# Goal
Find the word "name" in the listing; pull out each line holding it.

BEGIN Entries supplied

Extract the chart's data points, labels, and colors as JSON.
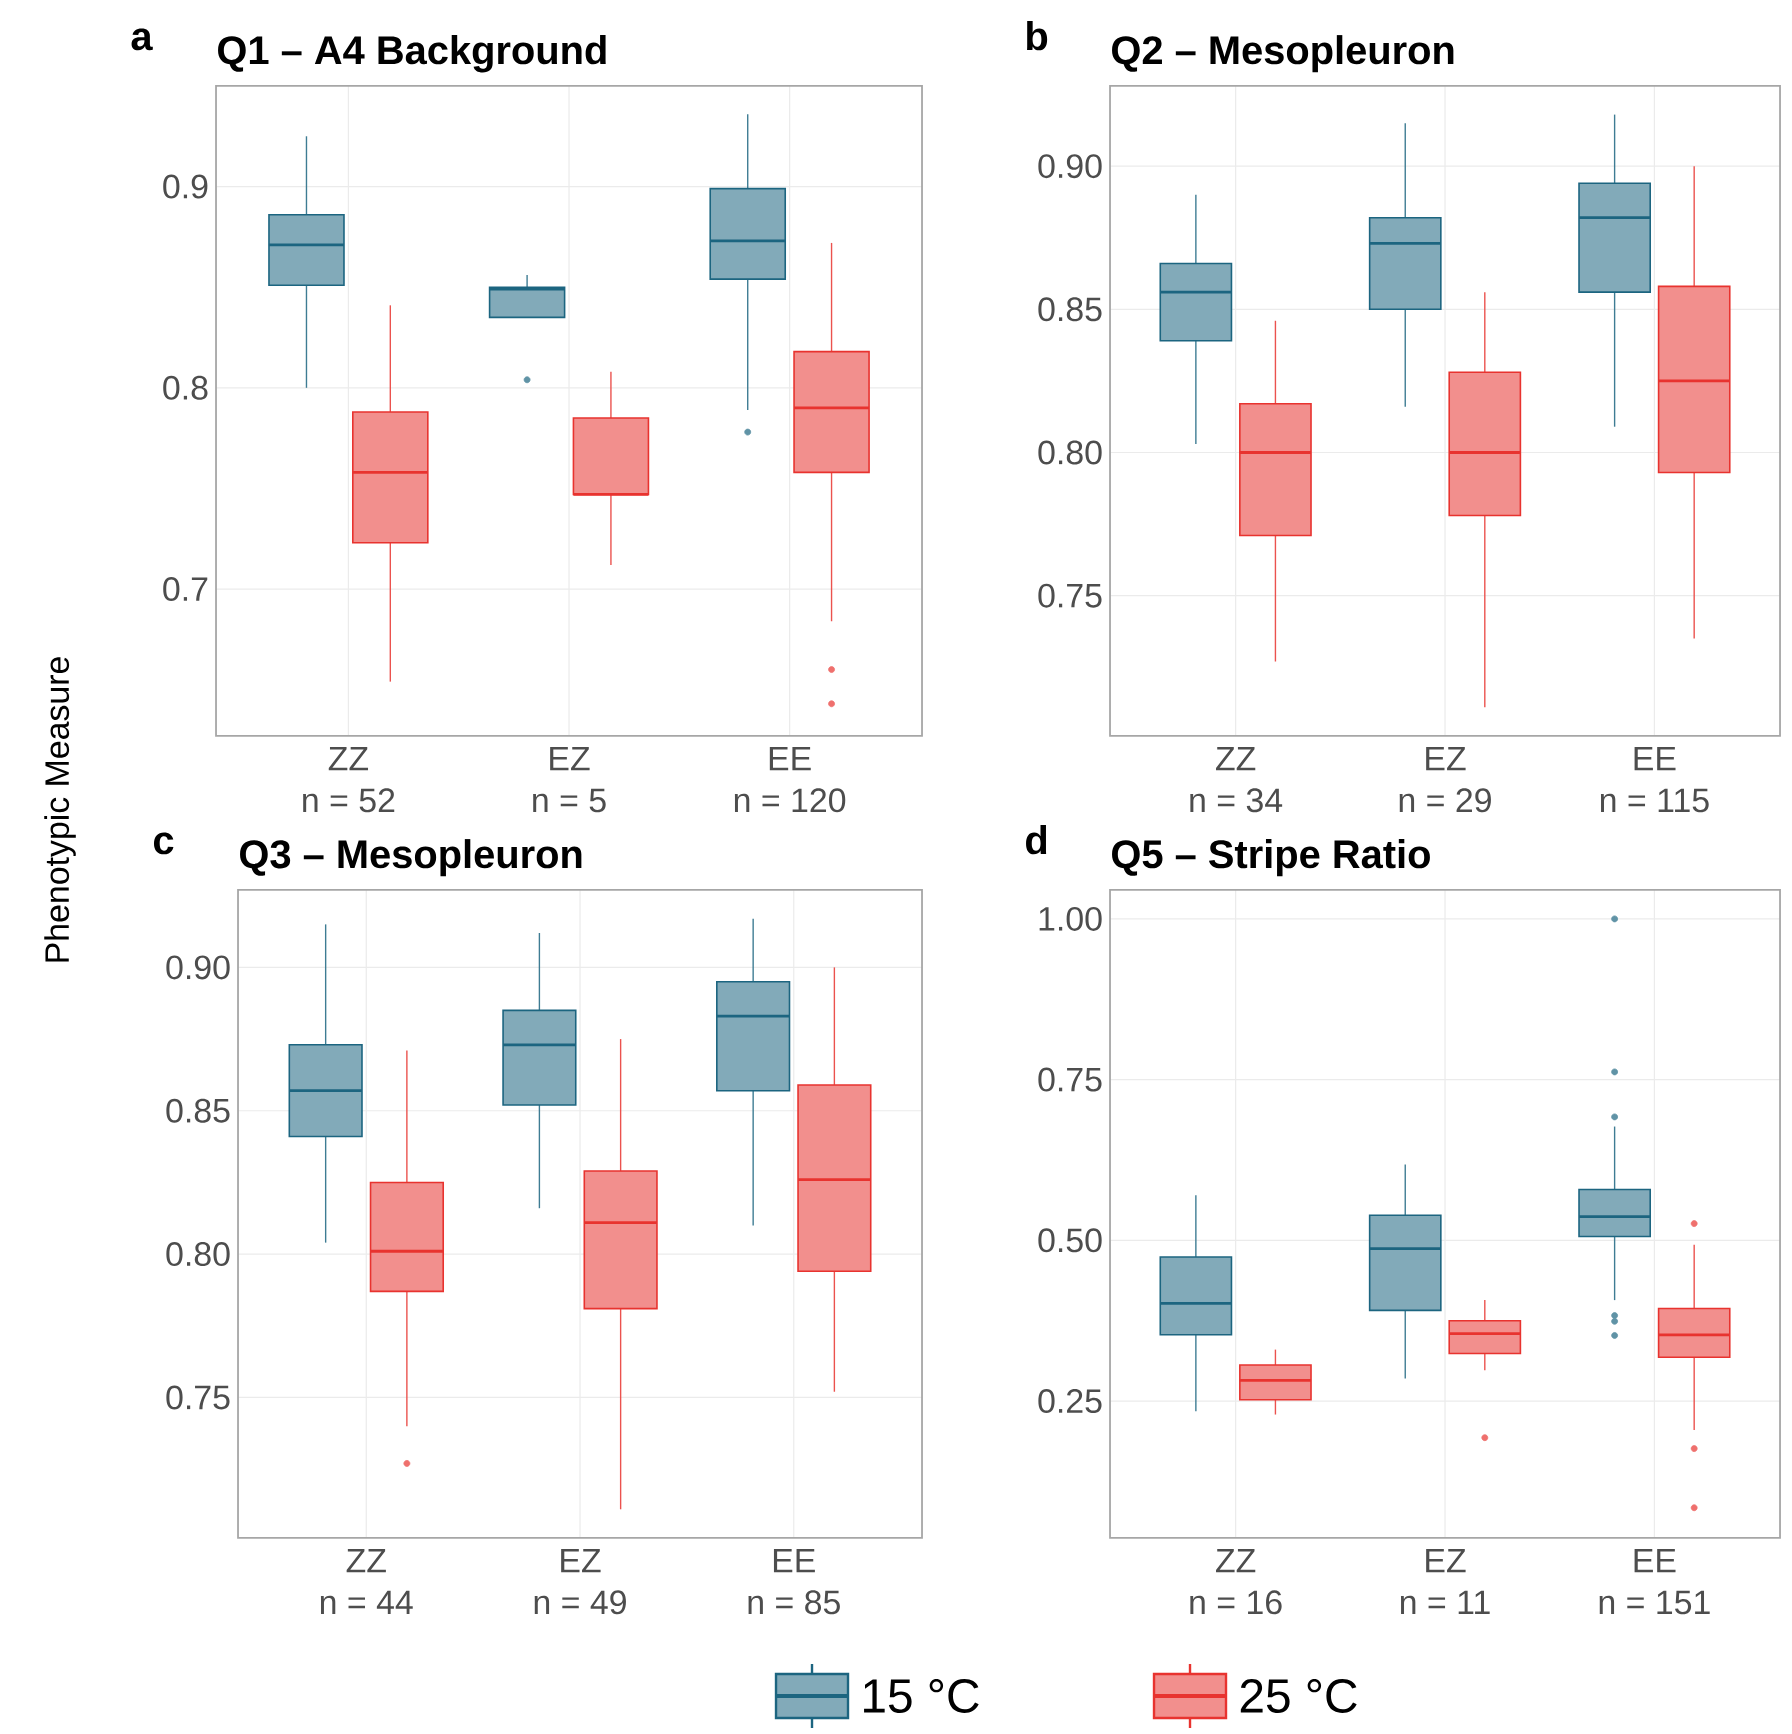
{
  "chart_data": [
    {
      "type": "box",
      "title": "Q1 – A4 Background",
      "ylabel": "Phenotypic Measure",
      "annotations": [
        "a",
        "n = 52",
        "n = 5",
        "n = 120"
      ],
      "categories": [
        "ZZ",
        "EZ",
        "EE"
      ],
      "ylim": [
        0.627,
        0.95
      ],
      "yticks": [
        0.7,
        0.8,
        0.9
      ],
      "grid": true,
      "series": [
        {
          "color": "#1c6580",
          "boxes": [
            {
              "low": 0.8,
              "q1": 0.851,
              "median": 0.871,
              "q3": 0.886,
              "high": 0.925
            },
            {
              "low": 0.835,
              "q1": 0.835,
              "median": 0.849,
              "q3": 0.85,
              "high": 0.856,
              "outliers": [
                0.804
              ]
            },
            {
              "low": 0.789,
              "q1": 0.854,
              "median": 0.873,
              "q3": 0.899,
              "high": 0.936,
              "outliers": [
                0.778
              ]
            }
          ]
        },
        {
          "color": "#e8332f",
          "boxes": [
            {
              "low": 0.654,
              "q1": 0.723,
              "median": 0.758,
              "q3": 0.788,
              "high": 0.841
            },
            {
              "low": 0.712,
              "q1": 0.747,
              "median": 0.747,
              "q3": 0.785,
              "high": 0.808
            },
            {
              "low": 0.684,
              "q1": 0.758,
              "median": 0.79,
              "q3": 0.818,
              "high": 0.872,
              "outliers": [
                0.66,
                0.643
              ]
            }
          ]
        }
      ]
    },
    {
      "type": "box",
      "title": "Q2 – Mesopleuron",
      "annotations": [
        "b",
        "n = 34",
        "n = 29",
        "n = 115"
      ],
      "categories": [
        "ZZ",
        "EZ",
        "EE"
      ],
      "ylim": [
        0.701,
        0.928
      ],
      "yticks": [
        0.75,
        {
          "value": 0.8,
          "label": "0.80"
        },
        0.85,
        {
          "value": 0.9,
          "label": "0.90"
        }
      ],
      "grid": true,
      "series": [
        {
          "color": "#1c6580",
          "boxes": [
            {
              "low": 0.803,
              "q1": 0.839,
              "median": 0.856,
              "q3": 0.866,
              "high": 0.89
            },
            {
              "low": 0.816,
              "q1": 0.85,
              "median": 0.873,
              "q3": 0.882,
              "high": 0.915
            },
            {
              "low": 0.809,
              "q1": 0.856,
              "median": 0.882,
              "q3": 0.894,
              "high": 0.918
            }
          ]
        },
        {
          "color": "#e8332f",
          "boxes": [
            {
              "low": 0.727,
              "q1": 0.771,
              "median": 0.8,
              "q3": 0.817,
              "high": 0.846
            },
            {
              "low": 0.711,
              "q1": 0.778,
              "median": 0.8,
              "q3": 0.828,
              "high": 0.856
            },
            {
              "low": 0.735,
              "q1": 0.793,
              "median": 0.825,
              "q3": 0.858,
              "high": 0.9
            }
          ]
        }
      ]
    },
    {
      "type": "box",
      "title": "Q3 – Mesopleuron",
      "annotations": [
        "c",
        "n = 44",
        "n = 49",
        "n = 85"
      ],
      "categories": [
        "ZZ",
        "EZ",
        "EE"
      ],
      "ylim": [
        0.701,
        0.927
      ],
      "yticks": [
        0.75,
        {
          "value": 0.8,
          "label": "0.80"
        },
        0.85,
        {
          "value": 0.9,
          "label": "0.90"
        }
      ],
      "grid": true,
      "legend": "bottom",
      "series": [
        {
          "name": "15 °C",
          "color": "#1c6580",
          "boxes": [
            {
              "low": 0.804,
              "q1": 0.841,
              "median": 0.857,
              "q3": 0.873,
              "high": 0.915
            },
            {
              "low": 0.816,
              "q1": 0.852,
              "median": 0.873,
              "q3": 0.885,
              "high": 0.912
            },
            {
              "low": 0.81,
              "q1": 0.857,
              "median": 0.883,
              "q3": 0.895,
              "high": 0.917
            }
          ]
        },
        {
          "name": "25 °C",
          "color": "#e8332f",
          "boxes": [
            {
              "low": 0.74,
              "q1": 0.787,
              "median": 0.801,
              "q3": 0.825,
              "high": 0.871,
              "outliers": [
                0.727
              ]
            },
            {
              "low": 0.711,
              "q1": 0.781,
              "median": 0.811,
              "q3": 0.829,
              "high": 0.875
            },
            {
              "low": 0.752,
              "q1": 0.794,
              "median": 0.826,
              "q3": 0.859,
              "high": 0.9
            }
          ]
        }
      ]
    },
    {
      "type": "box",
      "title": "Q5 – Stripe Ratio",
      "annotations": [
        "d",
        "n = 16",
        "n = 11",
        "n = 151"
      ],
      "categories": [
        "ZZ",
        "EZ",
        "EE"
      ],
      "ylim": [
        0.037,
        1.045
      ],
      "yticks": [
        {
          "value": 0.25,
          "label": "0.25"
        },
        {
          "value": 0.5,
          "label": "0.50"
        },
        {
          "value": 0.75,
          "label": "0.75"
        },
        {
          "value": 1,
          "label": "1.00"
        }
      ],
      "grid": true,
      "series": [
        {
          "color": "#1c6580",
          "boxes": [
            {
              "low": 0.234,
              "q1": 0.353,
              "median": 0.402,
              "q3": 0.474,
              "high": 0.57
            },
            {
              "low": 0.285,
              "q1": 0.391,
              "median": 0.487,
              "q3": 0.539,
              "high": 0.618
            },
            {
              "low": 0.407,
              "q1": 0.506,
              "median": 0.537,
              "q3": 0.579,
              "high": 0.677,
              "outliers": [
                1.0,
                0.762,
                0.692,
                0.383,
                0.374,
                0.352
              ]
            }
          ]
        },
        {
          "color": "#e8332f",
          "boxes": [
            {
              "low": 0.229,
              "q1": 0.252,
              "median": 0.282,
              "q3": 0.306,
              "high": 0.33
            },
            {
              "low": 0.298,
              "q1": 0.324,
              "median": 0.355,
              "q3": 0.375,
              "high": 0.407,
              "outliers": [
                0.193
              ]
            },
            {
              "low": 0.205,
              "q1": 0.318,
              "median": 0.353,
              "q3": 0.394,
              "high": 0.493,
              "outliers": [
                0.526,
                0.176,
                0.084
              ]
            }
          ]
        }
      ]
    }
  ]
}
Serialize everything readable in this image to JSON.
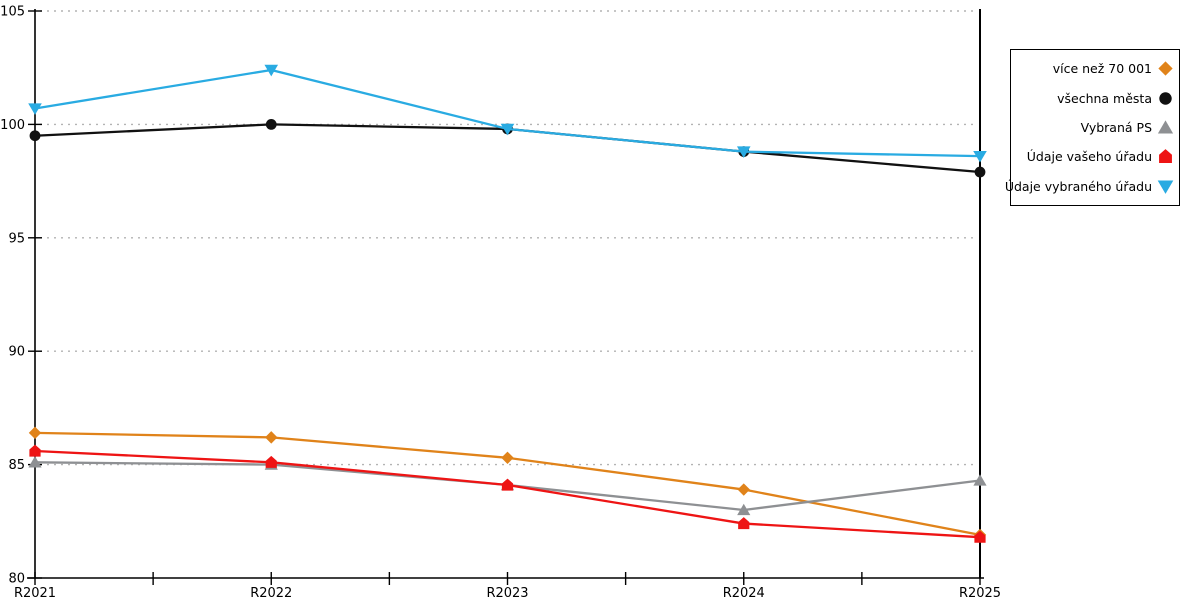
{
  "chart_data": {
    "type": "line",
    "title": "",
    "xlabel": "",
    "ylabel": "",
    "categories": [
      "R2021",
      "R2022",
      "R2023",
      "R2024",
      "R2025"
    ],
    "series": [
      {
        "name": "více než 70 001",
        "marker": "diamond",
        "color": "#e0831a",
        "values": [
          86.4,
          86.2,
          85.3,
          83.9,
          81.9
        ]
      },
      {
        "name": "všechna města",
        "marker": "circle",
        "color": "#111111",
        "values": [
          99.5,
          100.0,
          99.8,
          98.8,
          97.9
        ]
      },
      {
        "name": "Vybraná PS",
        "marker": "triangle-up",
        "color": "#8e9093",
        "values": [
          85.1,
          85.0,
          84.1,
          83.0,
          84.3
        ]
      },
      {
        "name": "Údaje vašeho úřadu",
        "marker": "pentagon",
        "color": "#ee1414",
        "values": [
          85.6,
          85.1,
          84.1,
          82.4,
          81.8
        ]
      },
      {
        "name": "Údaje vybraného úřadu",
        "marker": "triangle-down",
        "color": "#29abe2",
        "values": [
          100.7,
          102.4,
          99.8,
          98.8,
          98.6
        ]
      }
    ],
    "ylim": [
      80,
      105
    ],
    "yticks": [
      80,
      85,
      90,
      95,
      100,
      105
    ],
    "x_minor_ticks": "midpoints",
    "grid": "horizontal-dotted",
    "right_border_line": true,
    "legend_position": "right-outside",
    "colors": {
      "axis": "#000000",
      "grid": "#b3b3b3",
      "background": "#ffffff",
      "tick_label": "#000000"
    }
  }
}
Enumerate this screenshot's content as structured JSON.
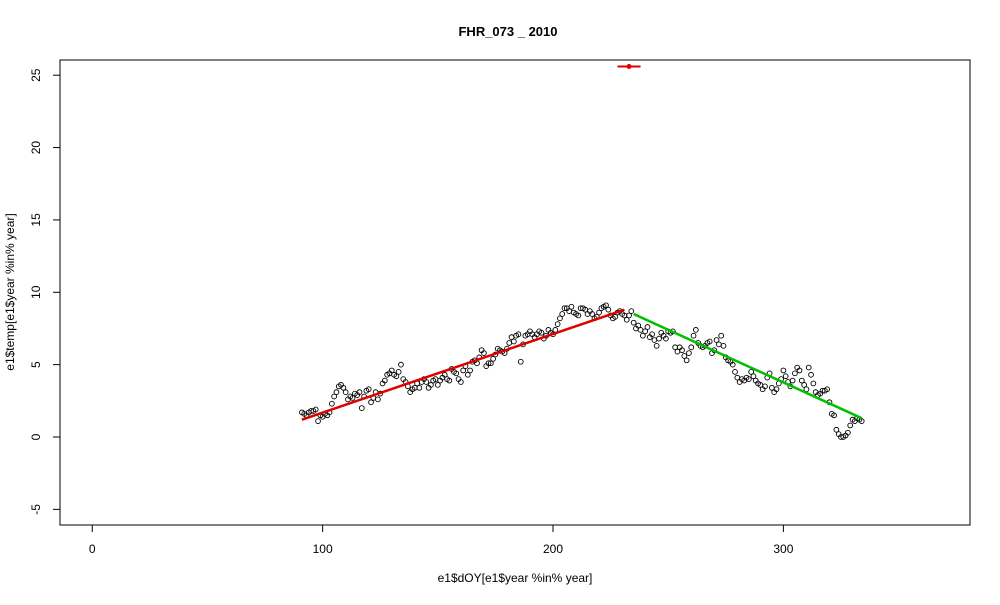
{
  "chart_data": {
    "type": "scatter",
    "title": "FHR_073 _ 2010",
    "x_label": "e1$dOY[e1$year %in% year]",
    "y_label": "e1$temp[e1$year %in% year]",
    "xlim": [
      -14,
      381
    ],
    "ylim": [
      -6.08,
      26.05
    ],
    "xticks": [
      0,
      100,
      200,
      300
    ],
    "yticks": [
      -5,
      0,
      5,
      10,
      15,
      20,
      25
    ],
    "points": {
      "color": "#000000",
      "x": [
        91,
        92,
        93,
        94,
        95,
        96,
        97,
        98,
        99,
        100,
        101,
        102,
        103,
        104,
        105,
        106,
        107,
        108,
        109,
        110,
        111,
        112,
        113,
        114,
        115,
        116,
        117,
        118,
        119,
        120,
        121,
        122,
        123,
        124,
        125,
        126,
        127,
        128,
        129,
        130,
        131,
        132,
        133,
        134,
        135,
        136,
        137,
        138,
        139,
        140,
        141,
        142,
        143,
        144,
        145,
        146,
        147,
        148,
        149,
        150,
        151,
        152,
        153,
        154,
        155,
        156,
        157,
        158,
        159,
        160,
        161,
        162,
        163,
        164,
        165,
        166,
        167,
        168,
        169,
        170,
        171,
        172,
        173,
        174,
        175,
        176,
        177,
        178,
        179,
        180,
        181,
        182,
        183,
        184,
        185,
        186,
        187,
        188,
        189,
        190,
        191,
        192,
        193,
        194,
        195,
        196,
        197,
        198,
        199,
        200,
        201,
        202,
        203,
        204,
        205,
        206,
        207,
        208,
        209,
        210,
        211,
        212,
        213,
        214,
        215,
        216,
        217,
        218,
        219,
        220,
        221,
        222,
        223,
        224,
        225,
        226,
        227,
        228,
        229,
        230,
        231,
        232,
        233,
        234,
        235,
        236,
        237,
        238,
        239,
        240,
        241,
        242,
        243,
        244,
        245,
        246,
        247,
        248,
        249,
        250,
        251,
        252,
        253,
        254,
        255,
        256,
        257,
        258,
        259,
        260,
        261,
        262,
        263,
        264,
        265,
        266,
        267,
        268,
        269,
        270,
        271,
        272,
        273,
        274,
        275,
        276,
        277,
        278,
        279,
        280,
        281,
        282,
        283,
        284,
        285,
        286,
        287,
        288,
        289,
        290,
        291,
        292,
        293,
        294,
        295,
        296,
        297,
        298,
        299,
        300,
        301,
        302,
        303,
        304,
        305,
        306,
        307,
        308,
        309,
        310,
        311,
        312,
        313,
        314,
        315,
        316,
        317,
        318,
        319,
        320,
        321,
        322,
        323,
        324,
        325,
        326,
        327,
        328,
        329,
        330,
        331,
        332,
        333,
        334
      ],
      "y": [
        1.7,
        1.6,
        1.5,
        1.7,
        1.8,
        1.8,
        1.9,
        1.1,
        1.5,
        1.4,
        1.6,
        1.5,
        1.7,
        2.3,
        2.8,
        3.1,
        3.5,
        3.6,
        3.4,
        3.1,
        2.6,
        2.8,
        2.7,
        3.0,
        2.9,
        3.1,
        2.0,
        2.8,
        3.2,
        3.3,
        2.4,
        2.7,
        3.1,
        2.6,
        3.0,
        3.7,
        3.9,
        4.3,
        4.4,
        4.6,
        4.3,
        4.2,
        4.5,
        5.0,
        4.0,
        3.8,
        3.5,
        3.1,
        3.3,
        3.4,
        3.7,
        3.4,
        3.8,
        4.0,
        3.8,
        3.4,
        3.6,
        3.9,
        4.0,
        3.6,
        3.9,
        4.1,
        4.3,
        4.0,
        3.9,
        4.7,
        4.5,
        4.4,
        4.0,
        3.8,
        4.6,
        4.9,
        4.3,
        4.6,
        5.2,
        5.3,
        5.1,
        5.5,
        6.0,
        5.8,
        4.9,
        5.1,
        5.1,
        5.4,
        5.7,
        6.1,
        6.0,
        5.9,
        5.8,
        6.1,
        6.5,
        6.9,
        6.6,
        7.0,
        7.1,
        5.2,
        6.4,
        7.0,
        7.1,
        7.3,
        7.1,
        6.9,
        7.1,
        7.3,
        7.2,
        6.8,
        7.0,
        7.4,
        7.2,
        7.1,
        7.4,
        7.8,
        8.2,
        8.5,
        8.9,
        8.9,
        8.7,
        9.0,
        8.6,
        8.5,
        8.4,
        8.9,
        8.9,
        8.8,
        8.5,
        8.7,
        8.5,
        8.2,
        8.3,
        8.6,
        8.9,
        9.0,
        9.1,
        8.8,
        8.4,
        8.2,
        8.3,
        8.6,
        8.7,
        8.5,
        8.4,
        8.1,
        8.4,
        8.7,
        7.9,
        7.5,
        7.7,
        7.4,
        7.0,
        7.3,
        7.6,
        6.9,
        7.1,
        6.7,
        6.3,
        6.8,
        7.2,
        7.0,
        6.8,
        7.3,
        7.2,
        7.3,
        6.2,
        5.9,
        6.2,
        6.0,
        5.6,
        5.3,
        5.8,
        6.2,
        7.0,
        7.4,
        6.5,
        6.3,
        6.2,
        6.3,
        6.5,
        6.6,
        5.8,
        6.0,
        6.7,
        6.4,
        7.0,
        6.3,
        5.5,
        5.3,
        5.2,
        5.0,
        4.5,
        4.1,
        3.8,
        4.0,
        3.9,
        4.1,
        4.0,
        4.5,
        4.2,
        3.9,
        3.7,
        3.6,
        3.3,
        3.5,
        4.1,
        4.4,
        3.4,
        3.1,
        3.3,
        3.7,
        4.0,
        4.6,
        4.2,
        3.8,
        3.5,
        3.9,
        4.4,
        4.8,
        4.6,
        3.9,
        3.6,
        3.3,
        4.8,
        4.3,
        3.7,
        3.1,
        2.9,
        3.0,
        3.2,
        3.2,
        3.3,
        2.4,
        1.6,
        1.5,
        0.5,
        0.2,
        0.0,
        0.0,
        0.1,
        0.3,
        0.8,
        1.2,
        1.1,
        1.3,
        1.2,
        1.1
      ]
    },
    "lines": [
      {
        "color": "#e00000",
        "x": [
          91,
          231
        ],
        "y": [
          1.2,
          8.8
        ]
      },
      {
        "color": "#00c000",
        "x": [
          235,
          334
        ],
        "y": [
          8.5,
          1.3
        ]
      }
    ],
    "marker": {
      "color": "#e00000",
      "x": 233,
      "y": 25.6,
      "x_error": [
        228,
        238
      ]
    }
  }
}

END Entries supplied

# Completed exercise
          "name": "15 °C",
          "name": "25 °C",
        "name": "více než 70 001",
        "name": "všechna města",
        "name": "Vybraná PS",
        "name": "Údaje vašeho úřadu",
        "name": "Údaje vybraného úřadu",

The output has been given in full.